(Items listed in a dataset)
>>>>
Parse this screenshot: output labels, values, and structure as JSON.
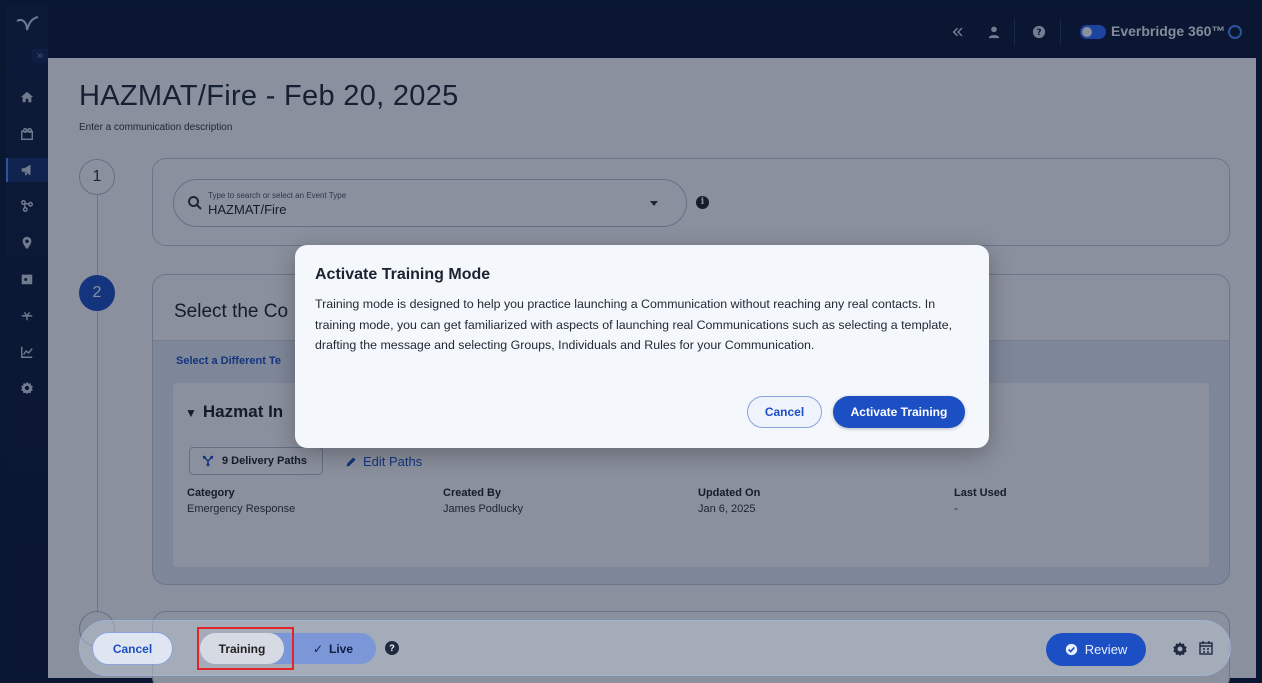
{
  "topbar": {
    "brand": "Everbridge 360™"
  },
  "page": {
    "title": "HAZMAT/Fire - Feb 20, 2025",
    "subtitle": "Enter a communication description"
  },
  "steps": {
    "step1": "1",
    "step2": "2"
  },
  "event_type": {
    "placeholder": "Type to search or select an Event Type",
    "value": "HAZMAT/Fire"
  },
  "template_section": {
    "title": "Select the Co",
    "different_link": "Select a Different Te",
    "template_name": "Hazmat In",
    "delivery_paths": "9 Delivery Paths",
    "edit_paths": "Edit Paths",
    "meta": [
      {
        "label": "Category",
        "value": "Emergency Response"
      },
      {
        "label": "Created By",
        "value": "James Podlucky"
      },
      {
        "label": "Updated On",
        "value": "Jan 6, 2025"
      },
      {
        "label": "Last Used",
        "value": "-"
      }
    ]
  },
  "bottombar": {
    "cancel": "Cancel",
    "training": "Training",
    "live": "Live",
    "review": "Review"
  },
  "modal": {
    "title": "Activate Training Mode",
    "body": "Training mode is designed to help you practice launching a Communication without reaching any real contacts. In training mode, you can get familiarized with aspects of launching real Communications such as selecting a template, drafting the message and selecting Groups, Individuals and Rules for your Communication.",
    "cancel": "Cancel",
    "activate": "Activate Training"
  },
  "icons": {
    "rail": [
      "home-icon",
      "map-people-icon",
      "megaphone-icon",
      "people-network-icon",
      "location-pin-icon",
      "calendar-day-icon",
      "integration-icon",
      "analytics-icon",
      "settings-icon"
    ],
    "topbar": [
      "collapse-icon",
      "user-icon",
      "help-icon"
    ]
  },
  "colors": {
    "primary": "#1d4fc4",
    "nav_bg": "#0b1633",
    "highlight": "#e0262b"
  }
}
<<<<
### [WHAT THE EXERCISE ASKS]
Whichever lines contain the string "Fire", select and copy them.

### [EXPECTED ANSWER]
    "title": "HAZMAT/Fire - Feb 20, 2025",
    "value": "HAZMAT/Fire"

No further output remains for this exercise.